──────── Input data

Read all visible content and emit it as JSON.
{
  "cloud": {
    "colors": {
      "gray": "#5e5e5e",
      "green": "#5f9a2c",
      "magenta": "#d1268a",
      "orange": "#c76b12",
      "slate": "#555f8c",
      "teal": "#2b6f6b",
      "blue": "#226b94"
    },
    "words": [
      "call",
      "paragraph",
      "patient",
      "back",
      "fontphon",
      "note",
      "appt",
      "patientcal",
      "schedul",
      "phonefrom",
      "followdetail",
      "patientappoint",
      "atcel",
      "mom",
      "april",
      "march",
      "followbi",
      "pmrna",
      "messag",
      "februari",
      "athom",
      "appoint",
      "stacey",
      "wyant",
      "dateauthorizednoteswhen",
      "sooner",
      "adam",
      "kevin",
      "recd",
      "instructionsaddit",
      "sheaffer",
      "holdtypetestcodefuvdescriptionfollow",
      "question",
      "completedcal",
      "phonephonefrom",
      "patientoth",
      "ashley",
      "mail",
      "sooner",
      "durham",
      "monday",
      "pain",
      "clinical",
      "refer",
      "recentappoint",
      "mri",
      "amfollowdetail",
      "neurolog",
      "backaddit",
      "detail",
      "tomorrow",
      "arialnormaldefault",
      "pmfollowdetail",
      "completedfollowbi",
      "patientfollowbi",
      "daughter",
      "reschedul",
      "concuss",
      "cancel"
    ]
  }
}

────────────────

### Instructions for the task
Repeat the records above exactly, with nothing left out.

### Task answer
Read all visible content and emit it as JSON.
{
  "cloud": {
    "colors": {
      "gray": "#5e5e5e",
      "green": "#5f9a2c",
      "magenta": "#d1268a",
      "orange": "#c76b12",
      "slate": "#555f8c",
      "teal": "#2b6f6b",
      "blue": "#226b94"
    },
    "words": [
      "call",
      "paragraph",
      "patient",
      "back",
      "fontphon",
      "note",
      "appt",
      "patientcal",
      "schedul",
      "phonefrom",
      "followdetail",
      "patientappoint",
      "atcel",
      "mom",
      "april",
      "march",
      "followbi",
      "pmrna",
      "messag",
      "februari",
      "athom",
      "appoint",
      "stacey",
      "wyant",
      "dateauthorizednoteswhen",
      "sooner",
      "adam",
      "kevin",
      "recd",
      "instructionsaddit",
      "sheaffer",
      "holdtypetestcodefuvdescriptionfollow",
      "question",
      "completedcal",
      "phonephonefrom",
      "patientoth",
      "ashley",
      "mail",
      "sooner",
      "durham",
      "monday",
      "pain",
      "clinical",
      "refer",
      "recentappoint",
      "mri",
      "amfollowdetail",
      "neurolog",
      "backaddit",
      "detail",
      "tomorrow",
      "arialnormaldefault",
      "pmfollowdetail",
      "completedfollowbi",
      "patientfollowbi",
      "daughter",
      "reschedul",
      "concuss",
      "cancel"
    ]
  }
}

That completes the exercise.